> [WHAT TO DO]
Return every line below in which "time" appears.

(Stored data)

———

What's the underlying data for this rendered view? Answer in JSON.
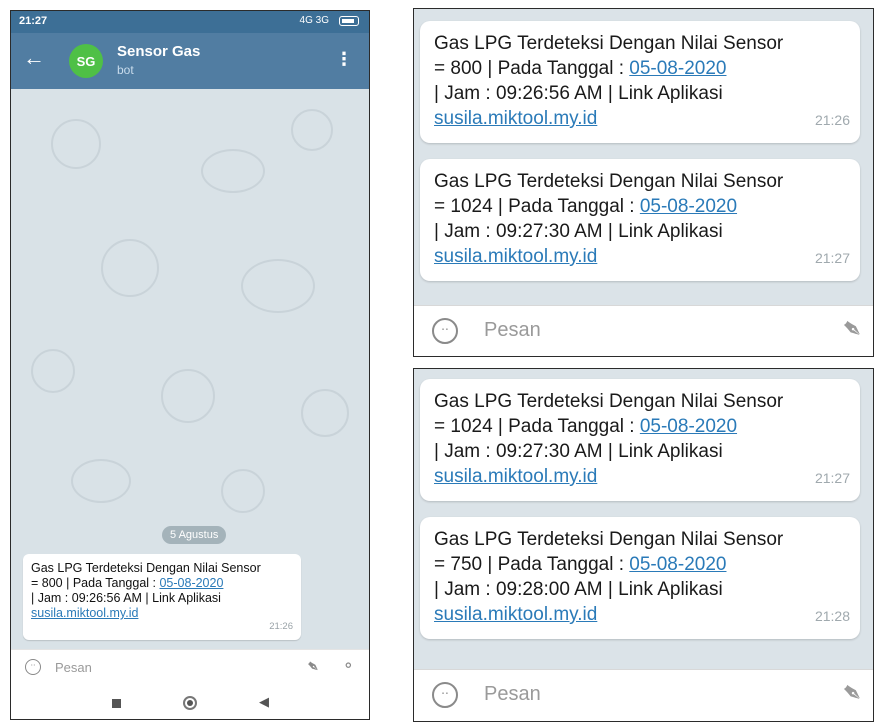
{
  "status_bar": {
    "time": "21:27",
    "signal": "4G 3G"
  },
  "app_bar": {
    "back_icon": "arrow-left-icon",
    "avatar_initials": "SG",
    "title": "Sensor Gas",
    "subtitle": "bot",
    "menu_icon": "more-vertical-icon"
  },
  "chat": {
    "date_separator": "5 Agustus",
    "message": {
      "line1": "Gas LPG Terdeteksi Dengan Nilai Sensor",
      "line2_prefix": "= 800 | Pada Tanggal : ",
      "date_link": "05-08-2020",
      "line3": "| Jam : 09:26:56 AM | Link Aplikasi",
      "url": "susila.miktool.my.id",
      "time": "21:26"
    }
  },
  "input": {
    "placeholder": "Pesan",
    "emoji_icon": "smiley-icon",
    "attach_icon": "paperclip-icon",
    "mic_icon": "microphone-icon"
  },
  "nav": {
    "recent_icon": "square-icon",
    "home_icon": "circle-icon",
    "back_icon": "triangle-back-icon"
  },
  "zoom_panel_1": {
    "messages": [
      {
        "line1": "Gas LPG Terdeteksi Dengan Nilai Sensor",
        "line2_prefix": "= 800 | Pada Tanggal : ",
        "date_link": "05-08-2020",
        "line3": "| Jam : 09:26:56 AM | Link Aplikasi",
        "url": "susila.miktool.my.id",
        "time": "21:26"
      },
      {
        "line1": "Gas LPG Terdeteksi Dengan Nilai Sensor",
        "line2_prefix": "= 1024 | Pada Tanggal : ",
        "date_link": "05-08-2020",
        "line3": "| Jam : 09:27:30 AM | Link Aplikasi",
        "url": "susila.miktool.my.id",
        "time": "21:27"
      }
    ],
    "placeholder": "Pesan"
  },
  "zoom_panel_2": {
    "messages": [
      {
        "line1": "Gas LPG Terdeteksi Dengan Nilai Sensor",
        "line2_prefix": "= 1024 | Pada Tanggal : ",
        "date_link": "05-08-2020",
        "line3": "| Jam : 09:27:30 AM | Link Aplikasi",
        "url": "susila.miktool.my.id",
        "time": "21:27"
      },
      {
        "line1": "Gas LPG Terdeteksi Dengan Nilai Sensor",
        "line2_prefix": "= 750 | Pada Tanggal : ",
        "date_link": "05-08-2020",
        "line3": "| Jam : 09:28:00 AM | Link Aplikasi",
        "url": "susila.miktool.my.id",
        "time": "21:28"
      }
    ],
    "placeholder": "Pesan"
  }
}
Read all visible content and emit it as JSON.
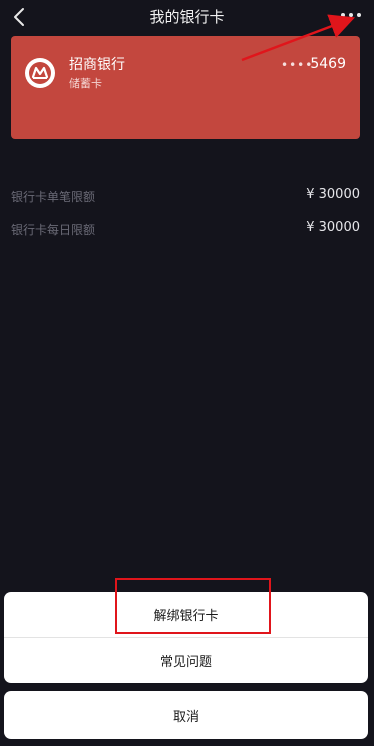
{
  "header": {
    "title": "我的银行卡",
    "back_icon": "chevron-left-icon",
    "more_icon": "more-dots-icon"
  },
  "card": {
    "bank_name": "招商银行",
    "card_type": "储蓄卡",
    "masked_dots": "••••",
    "last4": "5469",
    "background_color": "#c3473e",
    "logo_icon": "cmb-bank-logo-icon"
  },
  "limits": [
    {
      "label": "银行卡单笔限额",
      "value": "¥ 30000"
    },
    {
      "label": "银行卡每日限额",
      "value": "¥ 30000"
    }
  ],
  "action_sheet": {
    "items": [
      {
        "label": "解绑银行卡"
      },
      {
        "label": "常见问题"
      }
    ],
    "cancel_label": "取消"
  },
  "annotation": {
    "color": "#e0151b"
  }
}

———

> [REPLY]
    "time": "21:27",
      "time": "21:26"
        "time": "21:26"
        "time": "21:27"
        "time": "21:27"
        "time": "21:28"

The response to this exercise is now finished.